As circunstâncias gerais enunciadas exemplificativamente no n.º 2 do artigo 71.º do Código Penal, são, no ensinamento de Figueiredo Dias, elementos relevantes para a culpa e para a prevenção e, «por isso, devem ser consideradas uno actu para efeitos do art.72.º-1; são numa palavra, fatores relevantes para a medida da pena por força do critério geral aplicável.” (Direito Penal Português: As consequências jurídicas do crime, Lisboa, Aequitas-Editorial Notícias, 1993, pp. 210 e 245). Para este Autor, esses fatores podem dividir-se em “fatores relativos à execução do facto”, “fatores relativos à personalidade do agente” e “fatores relativos à conduta do agente anterior e posterior ao facto”.

Por seu turno, Maria João Antunes entende que podem ser agrupados nas alíneas a), b), c) e e), parte final, do n.º 2 do artigo 71.º, do Código Penal, os fatores relativos à execução do facto; nas alíneas d) e f), os fatores relativos à personalidade do agente; e na alínea e), os fatores relativos à conduta do agente anterior e posterior ao facto (Consequências Jurídicas do Crime, Lições para os alunos da FDUC, Coimbra, 2010-2011).

### Dados:
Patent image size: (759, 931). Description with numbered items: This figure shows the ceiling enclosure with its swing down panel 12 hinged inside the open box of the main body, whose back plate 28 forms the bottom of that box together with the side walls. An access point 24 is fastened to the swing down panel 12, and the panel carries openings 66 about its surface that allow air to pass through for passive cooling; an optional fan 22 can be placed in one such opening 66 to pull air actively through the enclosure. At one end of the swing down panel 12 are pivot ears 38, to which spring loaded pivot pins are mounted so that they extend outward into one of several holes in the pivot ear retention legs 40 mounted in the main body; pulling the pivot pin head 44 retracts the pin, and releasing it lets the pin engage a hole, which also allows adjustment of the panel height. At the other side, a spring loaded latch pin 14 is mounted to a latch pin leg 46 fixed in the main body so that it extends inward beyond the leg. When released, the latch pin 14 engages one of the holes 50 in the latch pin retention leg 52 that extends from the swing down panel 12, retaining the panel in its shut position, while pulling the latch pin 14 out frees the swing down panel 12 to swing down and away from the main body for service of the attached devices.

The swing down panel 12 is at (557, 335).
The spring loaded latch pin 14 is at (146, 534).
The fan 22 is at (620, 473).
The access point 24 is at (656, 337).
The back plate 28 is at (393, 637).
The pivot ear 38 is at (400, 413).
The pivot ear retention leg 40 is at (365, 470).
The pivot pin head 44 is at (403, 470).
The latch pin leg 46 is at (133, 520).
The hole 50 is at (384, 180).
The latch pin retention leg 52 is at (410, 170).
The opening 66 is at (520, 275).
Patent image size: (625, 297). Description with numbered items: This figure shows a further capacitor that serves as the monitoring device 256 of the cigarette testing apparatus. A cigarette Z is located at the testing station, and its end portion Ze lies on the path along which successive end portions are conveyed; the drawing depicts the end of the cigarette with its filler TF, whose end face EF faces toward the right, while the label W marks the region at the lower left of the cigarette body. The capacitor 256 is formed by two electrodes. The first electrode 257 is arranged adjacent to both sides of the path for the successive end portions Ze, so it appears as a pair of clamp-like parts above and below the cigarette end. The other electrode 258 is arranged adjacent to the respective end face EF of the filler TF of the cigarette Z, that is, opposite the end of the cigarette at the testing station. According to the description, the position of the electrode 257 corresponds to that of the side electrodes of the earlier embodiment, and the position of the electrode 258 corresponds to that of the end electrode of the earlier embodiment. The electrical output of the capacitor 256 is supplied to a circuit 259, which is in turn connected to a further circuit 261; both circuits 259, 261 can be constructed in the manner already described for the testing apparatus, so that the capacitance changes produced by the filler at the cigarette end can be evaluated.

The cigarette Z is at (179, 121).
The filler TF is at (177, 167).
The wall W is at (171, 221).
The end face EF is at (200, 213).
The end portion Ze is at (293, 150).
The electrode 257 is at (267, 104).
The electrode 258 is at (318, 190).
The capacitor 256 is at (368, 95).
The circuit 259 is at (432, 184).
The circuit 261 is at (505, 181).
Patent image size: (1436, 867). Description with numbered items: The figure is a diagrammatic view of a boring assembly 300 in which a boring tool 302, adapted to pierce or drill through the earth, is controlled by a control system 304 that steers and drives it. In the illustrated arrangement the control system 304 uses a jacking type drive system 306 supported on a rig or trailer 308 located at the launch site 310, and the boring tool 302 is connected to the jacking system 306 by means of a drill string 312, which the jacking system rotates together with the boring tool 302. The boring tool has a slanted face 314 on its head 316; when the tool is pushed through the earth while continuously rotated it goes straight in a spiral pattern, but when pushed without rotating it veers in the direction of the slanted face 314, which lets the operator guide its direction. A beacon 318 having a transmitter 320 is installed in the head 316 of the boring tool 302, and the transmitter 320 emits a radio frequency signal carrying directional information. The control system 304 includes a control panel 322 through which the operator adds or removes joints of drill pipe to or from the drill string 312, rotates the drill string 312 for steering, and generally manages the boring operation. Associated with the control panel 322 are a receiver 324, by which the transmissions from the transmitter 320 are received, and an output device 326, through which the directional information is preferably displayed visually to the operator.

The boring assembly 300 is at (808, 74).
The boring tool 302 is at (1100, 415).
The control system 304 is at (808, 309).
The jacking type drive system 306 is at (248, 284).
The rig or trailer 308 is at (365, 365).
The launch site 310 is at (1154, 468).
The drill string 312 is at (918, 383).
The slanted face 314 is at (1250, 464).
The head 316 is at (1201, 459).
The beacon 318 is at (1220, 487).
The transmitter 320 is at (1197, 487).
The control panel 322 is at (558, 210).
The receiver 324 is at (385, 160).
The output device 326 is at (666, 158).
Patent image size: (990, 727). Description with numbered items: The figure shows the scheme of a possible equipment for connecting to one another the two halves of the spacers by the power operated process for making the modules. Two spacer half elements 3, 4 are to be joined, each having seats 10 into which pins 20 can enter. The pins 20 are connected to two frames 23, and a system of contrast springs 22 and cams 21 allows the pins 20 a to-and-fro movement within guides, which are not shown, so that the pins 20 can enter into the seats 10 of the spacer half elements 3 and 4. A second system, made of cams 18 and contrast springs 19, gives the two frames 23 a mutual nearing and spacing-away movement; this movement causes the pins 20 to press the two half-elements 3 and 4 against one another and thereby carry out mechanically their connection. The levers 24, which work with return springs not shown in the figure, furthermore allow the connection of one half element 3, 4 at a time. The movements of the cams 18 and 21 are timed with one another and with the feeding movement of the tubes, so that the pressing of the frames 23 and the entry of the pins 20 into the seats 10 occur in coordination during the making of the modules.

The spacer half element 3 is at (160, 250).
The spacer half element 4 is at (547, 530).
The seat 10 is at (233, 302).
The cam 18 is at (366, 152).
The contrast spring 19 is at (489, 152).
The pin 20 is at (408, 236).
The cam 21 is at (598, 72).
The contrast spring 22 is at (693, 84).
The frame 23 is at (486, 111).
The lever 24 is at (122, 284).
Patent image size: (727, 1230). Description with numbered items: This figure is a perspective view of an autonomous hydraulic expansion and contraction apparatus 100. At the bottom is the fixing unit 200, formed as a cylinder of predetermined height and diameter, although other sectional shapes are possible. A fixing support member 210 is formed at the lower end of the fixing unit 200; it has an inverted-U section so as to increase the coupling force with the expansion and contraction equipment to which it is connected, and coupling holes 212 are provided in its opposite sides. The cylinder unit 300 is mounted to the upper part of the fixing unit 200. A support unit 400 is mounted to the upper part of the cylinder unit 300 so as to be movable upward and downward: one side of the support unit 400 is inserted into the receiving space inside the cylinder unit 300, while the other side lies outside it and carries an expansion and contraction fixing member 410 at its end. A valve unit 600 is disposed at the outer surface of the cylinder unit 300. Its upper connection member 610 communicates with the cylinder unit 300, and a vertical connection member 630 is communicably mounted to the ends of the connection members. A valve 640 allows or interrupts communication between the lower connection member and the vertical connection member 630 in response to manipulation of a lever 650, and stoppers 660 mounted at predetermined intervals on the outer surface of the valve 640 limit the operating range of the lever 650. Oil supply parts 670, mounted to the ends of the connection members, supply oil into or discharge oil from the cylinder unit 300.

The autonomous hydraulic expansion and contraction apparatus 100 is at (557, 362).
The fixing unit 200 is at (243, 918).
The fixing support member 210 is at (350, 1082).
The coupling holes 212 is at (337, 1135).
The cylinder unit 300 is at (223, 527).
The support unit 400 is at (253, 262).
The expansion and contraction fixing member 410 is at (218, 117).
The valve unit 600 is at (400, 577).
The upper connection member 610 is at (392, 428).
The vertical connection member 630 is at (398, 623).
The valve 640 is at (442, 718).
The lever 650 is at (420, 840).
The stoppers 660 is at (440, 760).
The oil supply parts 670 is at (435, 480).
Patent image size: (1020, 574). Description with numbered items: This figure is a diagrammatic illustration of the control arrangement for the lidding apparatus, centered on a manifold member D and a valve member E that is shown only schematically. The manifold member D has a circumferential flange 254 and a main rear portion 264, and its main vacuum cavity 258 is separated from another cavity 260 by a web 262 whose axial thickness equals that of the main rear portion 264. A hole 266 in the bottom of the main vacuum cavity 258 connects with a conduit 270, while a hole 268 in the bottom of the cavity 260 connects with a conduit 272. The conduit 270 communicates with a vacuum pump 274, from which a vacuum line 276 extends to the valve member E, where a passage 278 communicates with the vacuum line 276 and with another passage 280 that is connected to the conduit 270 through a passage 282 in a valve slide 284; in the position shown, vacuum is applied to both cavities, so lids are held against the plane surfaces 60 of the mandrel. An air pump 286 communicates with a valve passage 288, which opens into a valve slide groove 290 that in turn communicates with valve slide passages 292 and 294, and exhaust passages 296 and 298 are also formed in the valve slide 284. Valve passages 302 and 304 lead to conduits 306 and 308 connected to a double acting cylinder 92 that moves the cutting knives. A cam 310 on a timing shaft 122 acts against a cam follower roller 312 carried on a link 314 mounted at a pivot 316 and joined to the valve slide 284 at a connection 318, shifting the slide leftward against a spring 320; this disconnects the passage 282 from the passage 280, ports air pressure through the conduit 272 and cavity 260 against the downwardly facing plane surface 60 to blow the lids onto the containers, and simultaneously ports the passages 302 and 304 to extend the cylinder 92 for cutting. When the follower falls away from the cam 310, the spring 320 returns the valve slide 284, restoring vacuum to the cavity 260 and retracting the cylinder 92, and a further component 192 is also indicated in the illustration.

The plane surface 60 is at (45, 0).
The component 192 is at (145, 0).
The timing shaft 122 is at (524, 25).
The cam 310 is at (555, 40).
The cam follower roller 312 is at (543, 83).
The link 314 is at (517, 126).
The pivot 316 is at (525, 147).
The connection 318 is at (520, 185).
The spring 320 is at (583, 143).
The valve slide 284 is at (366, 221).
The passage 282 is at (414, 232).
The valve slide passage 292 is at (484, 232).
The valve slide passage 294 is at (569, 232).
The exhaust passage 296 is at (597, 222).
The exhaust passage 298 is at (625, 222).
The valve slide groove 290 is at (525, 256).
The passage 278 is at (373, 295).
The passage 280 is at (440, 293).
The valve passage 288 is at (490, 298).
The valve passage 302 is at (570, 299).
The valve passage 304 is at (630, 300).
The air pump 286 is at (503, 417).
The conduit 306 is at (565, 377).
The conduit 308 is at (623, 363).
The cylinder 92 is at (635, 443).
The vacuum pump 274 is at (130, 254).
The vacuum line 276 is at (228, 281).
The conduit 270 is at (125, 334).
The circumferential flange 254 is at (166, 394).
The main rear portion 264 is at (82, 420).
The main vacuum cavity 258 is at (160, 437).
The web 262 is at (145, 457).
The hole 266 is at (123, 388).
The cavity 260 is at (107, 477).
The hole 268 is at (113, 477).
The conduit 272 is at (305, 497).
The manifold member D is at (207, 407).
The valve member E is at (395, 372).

### O que fazer:
- a) Transcreve do excerto sobre a medida da pena o trecho entre "Por seu turno, Maria" e "FDUC, Coimbra, 2010-2011).", inclusive.
- b) Nas entradas, troca "scheme" por "layout" nas linhas entre a que contém "Patent image size: (990, 727)." e a que contém "The spacer half element 4 is at (547, 530).", inclusive, sem alterar mais nada. Apresenta apenas essas linhas.

### As respostas:
- a)
Por seu turno, Maria João Antunes entende que podem ser agrupados nas alíneas a), b), c) e e), parte final, do n.º 2 do artigo 71.º, do Código Penal, os fatores relativos à execução do facto; nas alíneas d) e f), os fatores relativos à personalidade do agente; e na alínea e), os fatores relativos à conduta do agente anterior e posterior ao facto (Consequências Jurídicas do Crime, Lições para os alunos da FDUC, Coimbra, 2010-2011).

- b)
Patent image size: (990, 727). Description with numbered items: The figure shows the layout of a possible equipment for connecting to one another the two halves of the spacers by the power operated process for making the modules. Two spacer half elements 3, 4 are to be joined, each having seats 10 into which pins 20 can enter. The pins 20 are connected to two frames 23, and a system of contrast springs 22 and cams 21 allows the pins 20 a to-and-fro movement within guides, which are not shown, so that the pins 20 can enter into the seats 10 of the spacer half elements 3 and 4. A second system, made of cams 18 and contrast springs 19, gives the two frames 23 a mutual nearing and spacing-away movement; this movement causes the pins 20 to press the two half-elements 3 and 4 against one another and thereby carry out mechanically their connection. The levers 24, which work with return springs not shown in the figure, furthermore allow the connection of one half element 3, 4 at a time. The movements of the cams 18 and 21 are timed with one another and with the feeding movement of the tubes, so that the pressing of the frames 23 and the entry of the pins 20 into the seats 10 occur in coordination during the making of the modules.

The spacer half element 3 is at (160, 250).
The spacer half element 4 is at (547, 530).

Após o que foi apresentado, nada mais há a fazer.